INSTRUCTIONS TO FOLLOW.
Answer these questions from the forum thread below about D's switch statement:
(a) In the code example, what does the case 3 ... 5 return?
(b) Which three top-level tokens does Vijay name for the switch statement?
(c) According to the final reply, what is the exact behavior dependent on?

GIVEN TEXT.
On 8/18/11 10:02 AM, Vijay Nayar wrote:
On Wed, 17 Aug 2011 17:51:48 -0500, Andrei Alexandrescu wrote:I doubt that would work well. Let's ignore for now mundane issues such as the ambiguity of 3...5 and focus on something like: int x; ... switch (x) { case 3 ... 5: return 1; default: return 0; } We'd need to change the behavior of switch anyway, or we'd need to define equality such that e.g. 4 == 3 ... 5. But then equality is not transitive anymore because 4 == 2 ... 6 too, but 3 ... 5 is not equal to 2 ... 6. Adding new built-in types is not easy. For a variety of reasons we should move the other way (per e.g. the hashtables discussion elsethread). AndreiFrom this discussion, I gather that the 'switch' statement is effectively using '==' to compare to each 'case' statement value (I didn't know that's how it worked). Andrei, you are very good at explaining concepts in plain English, and I was hoping you could explain what D is seeing when it sees the 'case A: .. case B:' syntax. My current understanding is that 'switch' is effectively iterating through all it's top-level tokens, which are 'case', '..', and 'default', in a manner similar to a for-loop. The special top-level token '..' is interpreted to effectively turn into new 'case' tokens starting from the last seen 'case' and ending when the next 'case' is seen. Is that correct? Does the D 'switch' statement replace the '..' token with a bunch of 'case' tokens, thus allowing the 'swtich' hash-lookup to work quickly and efficiently? - Vijay
The exact behavior is dependent on the compiler implementation. Essentially, yes, switch is recommended when you have branches of comparable probability, but don't read too much into specific implementation mechanisms, and don't mix language semantics with grammar minutia.
Andrei

[Listings of regions and labels]
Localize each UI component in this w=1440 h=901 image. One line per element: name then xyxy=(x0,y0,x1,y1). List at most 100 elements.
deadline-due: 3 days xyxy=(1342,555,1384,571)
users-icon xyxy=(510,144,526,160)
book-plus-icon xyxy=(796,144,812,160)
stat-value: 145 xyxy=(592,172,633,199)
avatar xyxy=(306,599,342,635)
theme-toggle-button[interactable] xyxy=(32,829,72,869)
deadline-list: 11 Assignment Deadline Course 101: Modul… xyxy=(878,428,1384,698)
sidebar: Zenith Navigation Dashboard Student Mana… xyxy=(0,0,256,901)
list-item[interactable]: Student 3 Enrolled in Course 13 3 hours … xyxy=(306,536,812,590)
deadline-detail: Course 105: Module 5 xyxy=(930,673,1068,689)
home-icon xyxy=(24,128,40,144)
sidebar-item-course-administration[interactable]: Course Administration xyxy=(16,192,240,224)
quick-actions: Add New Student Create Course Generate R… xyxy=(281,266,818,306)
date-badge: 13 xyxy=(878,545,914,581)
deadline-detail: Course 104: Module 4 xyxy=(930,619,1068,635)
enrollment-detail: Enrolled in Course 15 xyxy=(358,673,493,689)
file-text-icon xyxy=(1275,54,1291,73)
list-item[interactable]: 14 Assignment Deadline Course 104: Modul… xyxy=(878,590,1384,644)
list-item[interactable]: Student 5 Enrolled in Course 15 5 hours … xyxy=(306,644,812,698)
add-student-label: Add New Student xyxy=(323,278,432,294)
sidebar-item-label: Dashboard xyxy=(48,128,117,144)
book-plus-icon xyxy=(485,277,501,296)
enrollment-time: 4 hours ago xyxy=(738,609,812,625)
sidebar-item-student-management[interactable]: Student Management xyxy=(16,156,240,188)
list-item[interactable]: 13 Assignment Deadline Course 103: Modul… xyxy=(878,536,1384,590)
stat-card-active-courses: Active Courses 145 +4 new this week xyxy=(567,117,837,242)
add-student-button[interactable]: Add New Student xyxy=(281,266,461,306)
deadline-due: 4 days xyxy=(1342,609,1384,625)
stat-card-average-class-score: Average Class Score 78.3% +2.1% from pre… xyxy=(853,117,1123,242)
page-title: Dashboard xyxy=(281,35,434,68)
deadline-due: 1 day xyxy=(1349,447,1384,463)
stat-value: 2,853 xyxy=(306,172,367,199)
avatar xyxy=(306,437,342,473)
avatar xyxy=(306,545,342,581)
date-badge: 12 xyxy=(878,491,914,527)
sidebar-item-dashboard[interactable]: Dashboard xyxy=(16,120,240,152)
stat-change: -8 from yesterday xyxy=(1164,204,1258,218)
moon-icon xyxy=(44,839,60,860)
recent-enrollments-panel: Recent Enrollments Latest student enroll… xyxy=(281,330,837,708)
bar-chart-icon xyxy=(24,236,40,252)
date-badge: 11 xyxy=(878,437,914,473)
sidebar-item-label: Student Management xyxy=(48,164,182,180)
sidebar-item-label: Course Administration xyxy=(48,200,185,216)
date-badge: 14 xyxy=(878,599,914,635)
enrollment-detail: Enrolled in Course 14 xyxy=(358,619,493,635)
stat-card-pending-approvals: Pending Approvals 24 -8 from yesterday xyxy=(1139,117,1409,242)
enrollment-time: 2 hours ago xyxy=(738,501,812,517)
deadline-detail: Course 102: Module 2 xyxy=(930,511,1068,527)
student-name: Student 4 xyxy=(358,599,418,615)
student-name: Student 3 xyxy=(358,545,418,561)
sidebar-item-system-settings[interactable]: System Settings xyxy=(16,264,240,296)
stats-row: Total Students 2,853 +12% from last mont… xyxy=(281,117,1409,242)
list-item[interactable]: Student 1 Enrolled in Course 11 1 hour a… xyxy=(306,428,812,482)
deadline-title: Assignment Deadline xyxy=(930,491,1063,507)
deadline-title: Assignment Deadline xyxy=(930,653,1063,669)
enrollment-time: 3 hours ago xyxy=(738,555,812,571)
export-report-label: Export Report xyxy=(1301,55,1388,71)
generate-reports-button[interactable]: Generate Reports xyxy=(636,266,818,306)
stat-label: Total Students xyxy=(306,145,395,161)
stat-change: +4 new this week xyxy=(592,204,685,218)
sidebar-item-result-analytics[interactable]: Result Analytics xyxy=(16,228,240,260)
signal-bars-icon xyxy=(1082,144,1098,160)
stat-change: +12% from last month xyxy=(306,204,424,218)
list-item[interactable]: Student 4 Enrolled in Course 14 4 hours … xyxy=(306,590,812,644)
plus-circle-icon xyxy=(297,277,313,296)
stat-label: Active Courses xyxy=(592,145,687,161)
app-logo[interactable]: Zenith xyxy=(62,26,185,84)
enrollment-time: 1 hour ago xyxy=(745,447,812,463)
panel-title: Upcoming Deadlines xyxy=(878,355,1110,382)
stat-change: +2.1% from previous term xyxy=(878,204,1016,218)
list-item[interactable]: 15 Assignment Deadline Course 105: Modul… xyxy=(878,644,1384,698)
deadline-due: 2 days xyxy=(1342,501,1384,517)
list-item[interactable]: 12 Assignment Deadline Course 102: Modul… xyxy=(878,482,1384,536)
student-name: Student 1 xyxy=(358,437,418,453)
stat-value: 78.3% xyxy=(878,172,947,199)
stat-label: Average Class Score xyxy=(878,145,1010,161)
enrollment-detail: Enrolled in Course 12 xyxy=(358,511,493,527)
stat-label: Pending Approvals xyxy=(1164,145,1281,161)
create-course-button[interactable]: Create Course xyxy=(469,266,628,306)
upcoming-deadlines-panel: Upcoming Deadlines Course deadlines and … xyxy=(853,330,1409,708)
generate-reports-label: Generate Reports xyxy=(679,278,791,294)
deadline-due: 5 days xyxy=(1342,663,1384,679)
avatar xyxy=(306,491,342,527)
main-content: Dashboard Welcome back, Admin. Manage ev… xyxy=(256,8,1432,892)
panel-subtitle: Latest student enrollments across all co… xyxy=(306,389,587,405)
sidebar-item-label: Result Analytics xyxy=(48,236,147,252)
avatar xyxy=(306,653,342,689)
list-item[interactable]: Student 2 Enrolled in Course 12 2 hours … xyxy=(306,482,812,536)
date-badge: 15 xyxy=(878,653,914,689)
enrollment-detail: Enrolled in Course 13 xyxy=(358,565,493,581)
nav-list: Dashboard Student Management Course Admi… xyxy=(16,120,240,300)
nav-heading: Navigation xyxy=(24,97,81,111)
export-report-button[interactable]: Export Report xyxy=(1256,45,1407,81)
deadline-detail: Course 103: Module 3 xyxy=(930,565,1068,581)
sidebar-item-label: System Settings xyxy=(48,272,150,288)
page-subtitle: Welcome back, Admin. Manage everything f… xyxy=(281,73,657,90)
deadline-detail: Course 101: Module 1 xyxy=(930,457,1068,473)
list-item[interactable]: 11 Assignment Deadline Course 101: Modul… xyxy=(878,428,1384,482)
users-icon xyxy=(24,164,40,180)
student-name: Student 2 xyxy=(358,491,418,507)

THE RESPONSE.
(a) It returns 1.
(b) 'case', '..', and 'default'.
(c) The compiler implementation.